§ Requirement: Locate the line with "Decode this image" in the material. Copy that line and each one after it, through the last, exactly and with nothing else.
** START Provided material **
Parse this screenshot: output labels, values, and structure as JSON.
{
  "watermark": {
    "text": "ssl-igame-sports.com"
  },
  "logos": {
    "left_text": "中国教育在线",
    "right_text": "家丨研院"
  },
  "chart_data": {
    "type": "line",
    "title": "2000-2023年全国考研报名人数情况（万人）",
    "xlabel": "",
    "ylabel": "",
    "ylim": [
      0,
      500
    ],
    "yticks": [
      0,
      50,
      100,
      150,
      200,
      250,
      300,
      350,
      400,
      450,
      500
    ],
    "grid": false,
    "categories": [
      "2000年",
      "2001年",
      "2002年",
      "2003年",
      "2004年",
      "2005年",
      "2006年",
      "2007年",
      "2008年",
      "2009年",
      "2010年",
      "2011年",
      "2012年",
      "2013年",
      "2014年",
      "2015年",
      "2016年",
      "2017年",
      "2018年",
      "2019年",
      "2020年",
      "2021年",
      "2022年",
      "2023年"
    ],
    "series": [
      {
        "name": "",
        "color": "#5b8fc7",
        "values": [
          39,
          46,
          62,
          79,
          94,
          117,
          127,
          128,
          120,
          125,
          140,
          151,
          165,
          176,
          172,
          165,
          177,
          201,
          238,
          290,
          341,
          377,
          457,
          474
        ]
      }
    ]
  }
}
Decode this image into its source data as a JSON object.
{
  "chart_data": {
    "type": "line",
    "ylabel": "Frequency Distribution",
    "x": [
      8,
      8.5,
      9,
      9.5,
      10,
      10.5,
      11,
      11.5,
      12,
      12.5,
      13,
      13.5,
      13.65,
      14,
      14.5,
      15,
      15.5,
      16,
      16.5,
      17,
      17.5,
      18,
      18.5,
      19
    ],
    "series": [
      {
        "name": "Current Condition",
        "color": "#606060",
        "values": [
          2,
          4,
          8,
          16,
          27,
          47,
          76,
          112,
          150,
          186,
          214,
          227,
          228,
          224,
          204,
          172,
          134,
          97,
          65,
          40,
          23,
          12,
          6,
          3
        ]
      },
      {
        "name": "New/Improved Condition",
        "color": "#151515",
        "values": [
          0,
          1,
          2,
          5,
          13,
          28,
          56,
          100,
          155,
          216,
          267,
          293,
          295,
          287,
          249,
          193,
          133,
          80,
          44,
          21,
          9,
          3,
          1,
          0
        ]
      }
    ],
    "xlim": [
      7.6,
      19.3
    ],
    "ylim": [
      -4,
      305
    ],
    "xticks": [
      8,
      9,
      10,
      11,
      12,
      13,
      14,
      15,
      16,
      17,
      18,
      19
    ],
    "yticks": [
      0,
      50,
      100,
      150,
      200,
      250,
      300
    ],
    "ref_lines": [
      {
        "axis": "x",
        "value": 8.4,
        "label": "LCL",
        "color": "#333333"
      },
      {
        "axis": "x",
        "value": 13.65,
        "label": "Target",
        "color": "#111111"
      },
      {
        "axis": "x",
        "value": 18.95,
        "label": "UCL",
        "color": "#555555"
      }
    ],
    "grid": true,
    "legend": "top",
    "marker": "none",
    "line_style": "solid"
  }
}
** END Provided material **
§ Result for this task:
Decode this image into its source data as a JSON object.
{
  "chart_data": {
    "type": "line",
    "ylabel": "Frequency Distribution",
    "x": [
      8,
      8.5,
      9,
      9.5,
      10,
      10.5,
      11,
      11.5,
      12,
      12.5,
      13,
      13.5,
      13.65,
      14,
      14.5,
      15,
      15.5,
      16,
      16.5,
      17,
      17.5,
      18,
      18.5,
      19
    ],
    "series": [
      {
        "name": "Current Condition",
        "color": "#606060",
        "values": [
          2,
          4,
          8,
          16,
          27,
          47,
          76,
          112,
          150,
          186,
          214,
          227,
          228,
          224,
          204,
          172,
          134,
          97,
          65,
          40,
          23,
          12,
          6,
          3
        ]
      },
      {
        "name": "New/Improved Condition",
        "color": "#151515",
        "values": [
          0,
          1,
          2,
          5,
          13,
          28,
          56,
          100,
          155,
          216,
          267,
          293,
          295,
          287,
          249,
          193,
          133,
          80,
          44,
          21,
          9,
          3,
          1,
          0
        ]
      }
    ],
    "xlim": [
      7.6,
      19.3
    ],
    "ylim": [
      -4,
      305
    ],
    "xticks": [
      8,
      9,
      10,
      11,
      12,
      13,
      14,
      15,
      16,
      17,
      18,
      19
    ],
    "yticks": [
      0,
      50,
      100,
      150,
      200,
      250,
      300
    ],
    "ref_lines": [
      {
        "axis": "x",
        "value": 8.4,
        "label": "LCL",
        "color": "#333333"
      },
      {
        "axis": "x",
        "value": 13.65,
        "label": "Target",
        "color": "#111111"
      },
      {
        "axis": "x",
        "value": 18.95,
        "label": "UCL",
        "color": "#555555"
      }
    ],
    "grid": true,
    "legend": "top",
    "marker": "none",
    "line_style": "solid"
  }
}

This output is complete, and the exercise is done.